PROBLEM TO SOLVE –
Please write out the complete listing that follows, exactly as it reads.

====

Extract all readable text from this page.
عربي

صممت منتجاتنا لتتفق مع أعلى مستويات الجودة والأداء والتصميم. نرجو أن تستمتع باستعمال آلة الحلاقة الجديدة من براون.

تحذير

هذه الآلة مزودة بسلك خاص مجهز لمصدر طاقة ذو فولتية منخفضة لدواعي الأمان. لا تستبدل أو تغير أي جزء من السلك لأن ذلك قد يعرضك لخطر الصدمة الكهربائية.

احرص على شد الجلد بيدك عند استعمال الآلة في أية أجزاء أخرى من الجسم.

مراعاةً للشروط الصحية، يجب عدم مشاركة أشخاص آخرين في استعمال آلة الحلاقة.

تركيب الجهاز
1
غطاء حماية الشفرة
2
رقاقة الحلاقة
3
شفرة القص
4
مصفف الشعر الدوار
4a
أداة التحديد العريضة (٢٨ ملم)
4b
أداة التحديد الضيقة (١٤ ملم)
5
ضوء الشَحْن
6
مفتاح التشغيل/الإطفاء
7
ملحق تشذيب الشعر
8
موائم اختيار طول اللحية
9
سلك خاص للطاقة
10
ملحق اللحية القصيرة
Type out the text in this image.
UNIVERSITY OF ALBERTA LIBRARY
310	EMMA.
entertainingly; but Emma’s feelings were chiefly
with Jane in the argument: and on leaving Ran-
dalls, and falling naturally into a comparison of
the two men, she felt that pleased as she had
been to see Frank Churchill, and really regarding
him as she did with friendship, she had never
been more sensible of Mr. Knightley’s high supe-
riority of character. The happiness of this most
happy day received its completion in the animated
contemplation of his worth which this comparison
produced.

====

ANSWER TO THIS PROBLEM –
Extract all readable text from this page.
عربي

صممت منتجاتنا لتتفق مع أعلى مستويات الجودة والأداء والتصميم. نرجو أن تستمتع باستعمال آلة الحلاقة الجديدة من براون.

تحذير

هذه الآلة مزودة بسلك خاص مجهز لمصدر طاقة ذو فولتية منخفضة لدواعي الأمان. لا تستبدل أو تغير أي جزء من السلك لأن ذلك قد يعرضك لخطر الصدمة الكهربائية.

احرص على شد الجلد بيدك عند استعمال الآلة في أية أجزاء أخرى من الجسم.

مراعاةً للشروط الصحية، يجب عدم مشاركة أشخاص آخرين في استعمال آلة الحلاقة.

تركيب الجهاز
1
غطاء حماية الشفرة
2
رقاقة الحلاقة
3
شفرة القص
4
مصفف الشعر الدوار
4a
أداة التحديد العريضة (٢٨ ملم)
4b
أداة التحديد الضيقة (١٤ ملم)
5
ضوء الشَحْن
6
مفتاح التشغيل/الإطفاء
7
ملحق تشذيب الشعر
8
موائم اختيار طول اللحية
9
سلك خاص للطاقة
10
ملحق اللحية القصيرة
Type out the text in this image.
UNIVERSITY OF ALBERTA LIBRARY
310	EMMA.
entertainingly; but Emma’s feelings were chiefly
with Jane in the argument: and on leaving Ran-
dalls, and falling naturally into a comparison of
the two men, she felt that pleased as she had
been to see Frank Churchill, and really regarding
him as she did with friendship, she had never
been more sensible of Mr. Knightley’s high supe-
riority of character. The happiness of this most
happy day received its completion in the animated
contemplation of his worth which this comparison
produced.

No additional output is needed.